Extracted data entries
+--

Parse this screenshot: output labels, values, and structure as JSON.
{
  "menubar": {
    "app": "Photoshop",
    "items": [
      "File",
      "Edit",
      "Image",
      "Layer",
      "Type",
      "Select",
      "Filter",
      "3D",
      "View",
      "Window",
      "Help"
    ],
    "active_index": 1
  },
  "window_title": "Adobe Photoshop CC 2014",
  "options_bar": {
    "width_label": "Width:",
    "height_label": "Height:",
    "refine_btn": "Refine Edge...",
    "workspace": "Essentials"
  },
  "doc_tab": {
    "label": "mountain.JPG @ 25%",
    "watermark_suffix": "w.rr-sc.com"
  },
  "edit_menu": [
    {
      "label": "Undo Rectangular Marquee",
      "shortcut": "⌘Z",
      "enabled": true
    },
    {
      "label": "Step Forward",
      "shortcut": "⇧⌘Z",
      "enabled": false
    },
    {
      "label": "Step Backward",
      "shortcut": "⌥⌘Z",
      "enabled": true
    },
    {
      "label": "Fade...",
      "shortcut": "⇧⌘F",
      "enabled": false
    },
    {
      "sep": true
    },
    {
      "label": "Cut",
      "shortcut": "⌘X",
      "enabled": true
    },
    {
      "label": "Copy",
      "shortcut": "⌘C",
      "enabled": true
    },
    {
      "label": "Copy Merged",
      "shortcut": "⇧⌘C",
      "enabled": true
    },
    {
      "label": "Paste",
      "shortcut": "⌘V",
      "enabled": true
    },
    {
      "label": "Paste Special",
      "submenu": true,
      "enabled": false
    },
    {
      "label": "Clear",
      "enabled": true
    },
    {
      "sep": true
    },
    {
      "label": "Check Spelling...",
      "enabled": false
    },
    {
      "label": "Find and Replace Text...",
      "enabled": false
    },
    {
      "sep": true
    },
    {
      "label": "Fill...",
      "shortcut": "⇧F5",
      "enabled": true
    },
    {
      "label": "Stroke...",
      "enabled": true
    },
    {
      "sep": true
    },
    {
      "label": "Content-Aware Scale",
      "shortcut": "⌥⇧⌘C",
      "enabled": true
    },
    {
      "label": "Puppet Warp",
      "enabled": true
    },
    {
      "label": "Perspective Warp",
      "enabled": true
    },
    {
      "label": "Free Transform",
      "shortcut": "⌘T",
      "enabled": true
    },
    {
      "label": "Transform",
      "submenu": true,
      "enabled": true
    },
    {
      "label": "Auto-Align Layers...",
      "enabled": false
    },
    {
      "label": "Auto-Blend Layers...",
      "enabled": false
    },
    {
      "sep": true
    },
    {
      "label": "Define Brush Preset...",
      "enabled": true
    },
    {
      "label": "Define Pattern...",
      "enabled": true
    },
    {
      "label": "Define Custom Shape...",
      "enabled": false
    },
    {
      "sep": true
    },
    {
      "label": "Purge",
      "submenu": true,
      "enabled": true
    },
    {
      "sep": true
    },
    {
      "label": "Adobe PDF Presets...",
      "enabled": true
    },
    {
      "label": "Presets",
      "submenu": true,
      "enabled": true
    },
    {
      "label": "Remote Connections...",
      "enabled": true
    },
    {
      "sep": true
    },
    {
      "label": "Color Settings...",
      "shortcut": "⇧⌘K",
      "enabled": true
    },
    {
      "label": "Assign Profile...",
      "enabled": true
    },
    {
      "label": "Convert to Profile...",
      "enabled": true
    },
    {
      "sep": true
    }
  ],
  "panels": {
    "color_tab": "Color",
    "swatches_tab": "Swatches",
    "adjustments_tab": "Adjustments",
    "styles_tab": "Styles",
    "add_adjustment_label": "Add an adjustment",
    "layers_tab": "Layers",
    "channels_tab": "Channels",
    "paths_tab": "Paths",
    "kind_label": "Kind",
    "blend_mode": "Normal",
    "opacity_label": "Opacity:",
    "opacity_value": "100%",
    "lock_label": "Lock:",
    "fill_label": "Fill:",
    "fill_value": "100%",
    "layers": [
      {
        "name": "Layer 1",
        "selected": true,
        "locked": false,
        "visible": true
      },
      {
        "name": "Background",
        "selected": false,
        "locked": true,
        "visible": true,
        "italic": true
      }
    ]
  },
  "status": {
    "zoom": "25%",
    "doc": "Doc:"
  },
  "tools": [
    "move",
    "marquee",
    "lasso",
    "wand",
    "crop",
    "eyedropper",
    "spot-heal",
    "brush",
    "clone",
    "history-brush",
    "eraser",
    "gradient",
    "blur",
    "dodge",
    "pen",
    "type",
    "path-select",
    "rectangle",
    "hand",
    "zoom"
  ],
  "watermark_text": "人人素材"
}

+--

» **STATED GOAL**: The whole listing above needs to be written out again exactly.

» **COMPLETE RESPONSE**:
Parse this screenshot: output labels, values, and structure as JSON.
{
  "menubar": {
    "app": "Photoshop",
    "items": [
      "File",
      "Edit",
      "Image",
      "Layer",
      "Type",
      "Select",
      "Filter",
      "3D",
      "View",
      "Window",
      "Help"
    ],
    "active_index": 1
  },
  "window_title": "Adobe Photoshop CC 2014",
  "options_bar": {
    "width_label": "Width:",
    "height_label": "Height:",
    "refine_btn": "Refine Edge...",
    "workspace": "Essentials"
  },
  "doc_tab": {
    "label": "mountain.JPG @ 25%",
    "watermark_suffix": "w.rr-sc.com"
  },
  "edit_menu": [
    {
      "label": "Undo Rectangular Marquee",
      "shortcut": "⌘Z",
      "enabled": true
    },
    {
      "label": "Step Forward",
      "shortcut": "⇧⌘Z",
      "enabled": false
    },
    {
      "label": "Step Backward",
      "shortcut": "⌥⌘Z",
      "enabled": true
    },
    {
      "label": "Fade...",
      "shortcut": "⇧⌘F",
      "enabled": false
    },
    {
      "sep": true
    },
    {
      "label": "Cut",
      "shortcut": "⌘X",
      "enabled": true
    },
    {
      "label": "Copy",
      "shortcut": "⌘C",
      "enabled": true
    },
    {
      "label": "Copy Merged",
      "shortcut": "⇧⌘C",
      "enabled": true
    },
    {
      "label": "Paste",
      "shortcut": "⌘V",
      "enabled": true
    },
    {
      "label": "Paste Special",
      "submenu": true,
      "enabled": false
    },
    {
      "label": "Clear",
      "enabled": true
    },
    {
      "sep": true
    },
    {
      "label": "Check Spelling...",
      "enabled": false
    },
    {
      "label": "Find and Replace Text...",
      "enabled": false
    },
    {
      "sep": true
    },
    {
      "label": "Fill...",
      "shortcut": "⇧F5",
      "enabled": true
    },
    {
      "label": "Stroke...",
      "enabled": true
    },
    {
      "sep": true
    },
    {
      "label": "Content-Aware Scale",
      "shortcut": "⌥⇧⌘C",
      "enabled": true
    },
    {
      "label": "Puppet Warp",
      "enabled": true
    },
    {
      "label": "Perspective Warp",
      "enabled": true
    },
    {
      "label": "Free Transform",
      "shortcut": "⌘T",
      "enabled": true
    },
    {
      "label": "Transform",
      "submenu": true,
      "enabled": true
    },
    {
      "label": "Auto-Align Layers...",
      "enabled": false
    },
    {
      "label": "Auto-Blend Layers...",
      "enabled": false
    },
    {
      "sep": true
    },
    {
      "label": "Define Brush Preset...",
      "enabled": true
    },
    {
      "label": "Define Pattern...",
      "enabled": true
    },
    {
      "label": "Define Custom Shape...",
      "enabled": false
    },
    {
      "sep": true
    },
    {
      "label": "Purge",
      "submenu": true,
      "enabled": true
    },
    {
      "sep": true
    },
    {
      "label": "Adobe PDF Presets...",
      "enabled": true
    },
    {
      "label": "Presets",
      "submenu": true,
      "enabled": true
    },
    {
      "label": "Remote Connections...",
      "enabled": true
    },
    {
      "sep": true
    },
    {
      "label": "Color Settings...",
      "shortcut": "⇧⌘K",
      "enabled": true
    },
    {
      "label": "Assign Profile...",
      "enabled": true
    },
    {
      "label": "Convert to Profile...",
      "enabled": true
    },
    {
      "sep": true
    }
  ],
  "panels": {
    "color_tab": "Color",
    "swatches_tab": "Swatches",
    "adjustments_tab": "Adjustments",
    "styles_tab": "Styles",
    "add_adjustment_label": "Add an adjustment",
    "layers_tab": "Layers",
    "channels_tab": "Channels",
    "paths_tab": "Paths",
    "kind_label": "Kind",
    "blend_mode": "Normal",
    "opacity_label": "Opacity:",
    "opacity_value": "100%",
    "lock_label": "Lock:",
    "fill_label": "Fill:",
    "fill_value": "100%",
    "layers": [
      {
        "name": "Layer 1",
        "selected": true,
        "locked": false,
        "visible": true
      },
      {
        "name": "Background",
        "selected": false,
        "locked": true,
        "visible": true,
        "italic": true
      }
    ]
  },
  "status": {
    "zoom": "25%",
    "doc": "Doc:"
  },
  "tools": [
    "move",
    "marquee",
    "lasso",
    "wand",
    "crop",
    "eyedropper",
    "spot-heal",
    "brush",
    "clone",
    "history-brush",
    "eraser",
    "gradient",
    "blur",
    "dodge",
    "pen",
    "type",
    "path-select",
    "rectangle",
    "hand",
    "zoom"
  ],
  "watermark_text": "人人素材"
}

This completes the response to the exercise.